--- Data supplied ---
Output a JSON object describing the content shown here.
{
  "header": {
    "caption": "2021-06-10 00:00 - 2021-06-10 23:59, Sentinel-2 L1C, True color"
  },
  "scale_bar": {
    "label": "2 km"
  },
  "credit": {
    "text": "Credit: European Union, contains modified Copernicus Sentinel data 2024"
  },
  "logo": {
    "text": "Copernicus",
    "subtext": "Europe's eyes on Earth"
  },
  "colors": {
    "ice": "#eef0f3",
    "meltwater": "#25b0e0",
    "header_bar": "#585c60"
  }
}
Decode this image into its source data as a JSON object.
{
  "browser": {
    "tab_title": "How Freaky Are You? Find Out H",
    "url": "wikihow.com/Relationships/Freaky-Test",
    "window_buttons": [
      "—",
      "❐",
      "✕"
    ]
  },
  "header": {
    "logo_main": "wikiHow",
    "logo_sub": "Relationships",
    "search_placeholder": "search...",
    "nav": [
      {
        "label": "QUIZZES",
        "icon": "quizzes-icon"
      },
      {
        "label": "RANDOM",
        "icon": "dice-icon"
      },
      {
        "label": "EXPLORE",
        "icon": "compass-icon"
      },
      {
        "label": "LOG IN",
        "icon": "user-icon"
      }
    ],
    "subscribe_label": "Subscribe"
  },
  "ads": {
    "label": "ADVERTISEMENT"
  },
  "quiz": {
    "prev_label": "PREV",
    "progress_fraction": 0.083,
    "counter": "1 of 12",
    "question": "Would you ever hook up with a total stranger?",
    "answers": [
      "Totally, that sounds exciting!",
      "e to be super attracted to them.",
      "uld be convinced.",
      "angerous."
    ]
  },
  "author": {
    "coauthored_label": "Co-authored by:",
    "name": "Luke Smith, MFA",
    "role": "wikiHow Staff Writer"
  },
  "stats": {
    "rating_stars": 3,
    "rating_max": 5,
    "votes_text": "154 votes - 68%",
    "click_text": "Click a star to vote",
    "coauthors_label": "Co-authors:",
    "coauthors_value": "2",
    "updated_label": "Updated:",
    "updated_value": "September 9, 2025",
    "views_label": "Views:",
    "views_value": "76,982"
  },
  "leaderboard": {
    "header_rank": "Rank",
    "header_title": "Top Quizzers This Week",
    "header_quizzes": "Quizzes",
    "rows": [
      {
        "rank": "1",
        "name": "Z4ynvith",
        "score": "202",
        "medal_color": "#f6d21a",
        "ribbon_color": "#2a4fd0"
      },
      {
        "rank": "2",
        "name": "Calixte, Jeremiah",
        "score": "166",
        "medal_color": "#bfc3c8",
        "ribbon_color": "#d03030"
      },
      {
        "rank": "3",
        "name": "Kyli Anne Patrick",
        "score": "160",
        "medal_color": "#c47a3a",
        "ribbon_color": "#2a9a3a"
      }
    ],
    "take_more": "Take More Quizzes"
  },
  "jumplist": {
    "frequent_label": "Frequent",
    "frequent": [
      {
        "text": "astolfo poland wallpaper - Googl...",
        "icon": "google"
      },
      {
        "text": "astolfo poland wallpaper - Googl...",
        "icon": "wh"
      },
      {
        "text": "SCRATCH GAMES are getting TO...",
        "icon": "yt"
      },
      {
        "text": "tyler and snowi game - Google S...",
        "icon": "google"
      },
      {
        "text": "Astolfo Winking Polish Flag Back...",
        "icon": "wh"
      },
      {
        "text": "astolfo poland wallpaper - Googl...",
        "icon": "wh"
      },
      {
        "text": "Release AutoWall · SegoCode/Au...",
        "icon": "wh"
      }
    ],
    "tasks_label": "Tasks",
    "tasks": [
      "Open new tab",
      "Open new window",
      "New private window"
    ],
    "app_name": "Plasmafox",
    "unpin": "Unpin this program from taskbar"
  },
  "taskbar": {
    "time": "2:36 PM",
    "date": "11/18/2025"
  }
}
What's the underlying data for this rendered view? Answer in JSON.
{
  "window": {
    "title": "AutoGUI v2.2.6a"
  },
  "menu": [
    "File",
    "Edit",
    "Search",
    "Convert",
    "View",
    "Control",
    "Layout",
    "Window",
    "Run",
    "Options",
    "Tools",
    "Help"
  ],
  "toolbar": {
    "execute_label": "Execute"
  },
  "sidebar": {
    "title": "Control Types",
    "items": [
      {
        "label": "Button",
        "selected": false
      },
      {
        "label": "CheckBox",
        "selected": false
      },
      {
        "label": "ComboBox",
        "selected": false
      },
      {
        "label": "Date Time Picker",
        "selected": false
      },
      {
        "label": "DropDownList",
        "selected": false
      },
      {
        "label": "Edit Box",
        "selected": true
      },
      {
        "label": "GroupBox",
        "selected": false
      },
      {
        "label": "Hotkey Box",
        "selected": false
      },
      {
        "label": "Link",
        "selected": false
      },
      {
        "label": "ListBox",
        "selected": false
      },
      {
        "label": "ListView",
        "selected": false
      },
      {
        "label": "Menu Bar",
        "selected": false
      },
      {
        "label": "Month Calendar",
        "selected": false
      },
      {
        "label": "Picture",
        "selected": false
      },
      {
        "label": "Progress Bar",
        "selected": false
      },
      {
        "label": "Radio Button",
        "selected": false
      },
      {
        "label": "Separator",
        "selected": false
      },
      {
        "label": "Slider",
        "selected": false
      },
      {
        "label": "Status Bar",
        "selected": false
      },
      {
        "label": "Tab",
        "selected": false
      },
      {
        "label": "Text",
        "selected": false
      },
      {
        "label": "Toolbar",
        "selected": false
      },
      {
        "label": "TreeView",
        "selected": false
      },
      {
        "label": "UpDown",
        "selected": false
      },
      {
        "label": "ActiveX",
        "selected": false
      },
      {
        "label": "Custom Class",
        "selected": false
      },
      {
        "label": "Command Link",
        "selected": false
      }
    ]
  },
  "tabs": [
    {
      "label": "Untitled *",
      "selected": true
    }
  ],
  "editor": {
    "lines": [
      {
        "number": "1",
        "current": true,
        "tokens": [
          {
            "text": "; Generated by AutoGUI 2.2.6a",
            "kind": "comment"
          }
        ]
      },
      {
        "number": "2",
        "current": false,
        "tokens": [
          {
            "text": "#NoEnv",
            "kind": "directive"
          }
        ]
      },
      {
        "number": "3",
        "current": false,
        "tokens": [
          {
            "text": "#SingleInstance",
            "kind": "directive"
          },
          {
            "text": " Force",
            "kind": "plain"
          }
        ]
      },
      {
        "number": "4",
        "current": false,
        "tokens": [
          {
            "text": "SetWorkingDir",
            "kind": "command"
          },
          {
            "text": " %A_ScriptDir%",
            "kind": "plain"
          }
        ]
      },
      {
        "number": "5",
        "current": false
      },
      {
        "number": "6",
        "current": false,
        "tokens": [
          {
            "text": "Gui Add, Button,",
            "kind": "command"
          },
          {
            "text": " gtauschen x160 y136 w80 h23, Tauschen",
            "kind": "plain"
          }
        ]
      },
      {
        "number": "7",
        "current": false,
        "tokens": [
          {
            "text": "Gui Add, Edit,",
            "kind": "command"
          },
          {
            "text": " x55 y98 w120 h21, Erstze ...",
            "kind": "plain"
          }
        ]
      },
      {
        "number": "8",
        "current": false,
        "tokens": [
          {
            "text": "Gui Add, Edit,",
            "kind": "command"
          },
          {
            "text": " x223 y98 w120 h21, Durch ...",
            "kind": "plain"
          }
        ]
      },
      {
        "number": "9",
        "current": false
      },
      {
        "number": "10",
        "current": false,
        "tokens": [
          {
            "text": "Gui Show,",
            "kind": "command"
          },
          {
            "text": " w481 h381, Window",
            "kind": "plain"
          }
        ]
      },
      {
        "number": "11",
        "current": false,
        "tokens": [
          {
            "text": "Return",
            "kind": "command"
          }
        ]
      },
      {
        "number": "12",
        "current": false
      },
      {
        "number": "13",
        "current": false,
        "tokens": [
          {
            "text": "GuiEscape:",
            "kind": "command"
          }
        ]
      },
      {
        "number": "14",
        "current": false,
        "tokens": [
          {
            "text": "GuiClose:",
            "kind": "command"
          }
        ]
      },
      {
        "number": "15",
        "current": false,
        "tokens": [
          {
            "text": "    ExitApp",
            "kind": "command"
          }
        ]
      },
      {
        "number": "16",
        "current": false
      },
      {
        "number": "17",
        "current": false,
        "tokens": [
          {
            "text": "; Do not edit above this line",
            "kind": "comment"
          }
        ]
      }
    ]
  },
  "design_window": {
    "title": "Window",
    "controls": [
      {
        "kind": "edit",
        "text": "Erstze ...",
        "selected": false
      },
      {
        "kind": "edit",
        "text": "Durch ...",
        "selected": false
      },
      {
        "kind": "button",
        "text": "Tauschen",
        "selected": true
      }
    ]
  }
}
---
## Task statement
Where a line of the records above holds the word "AutoGUI", copy that line.

## Correct answer
    "title": "AutoGUI v2.2.6a"
            "text": "; Generated by AutoGUI 2.2.6a",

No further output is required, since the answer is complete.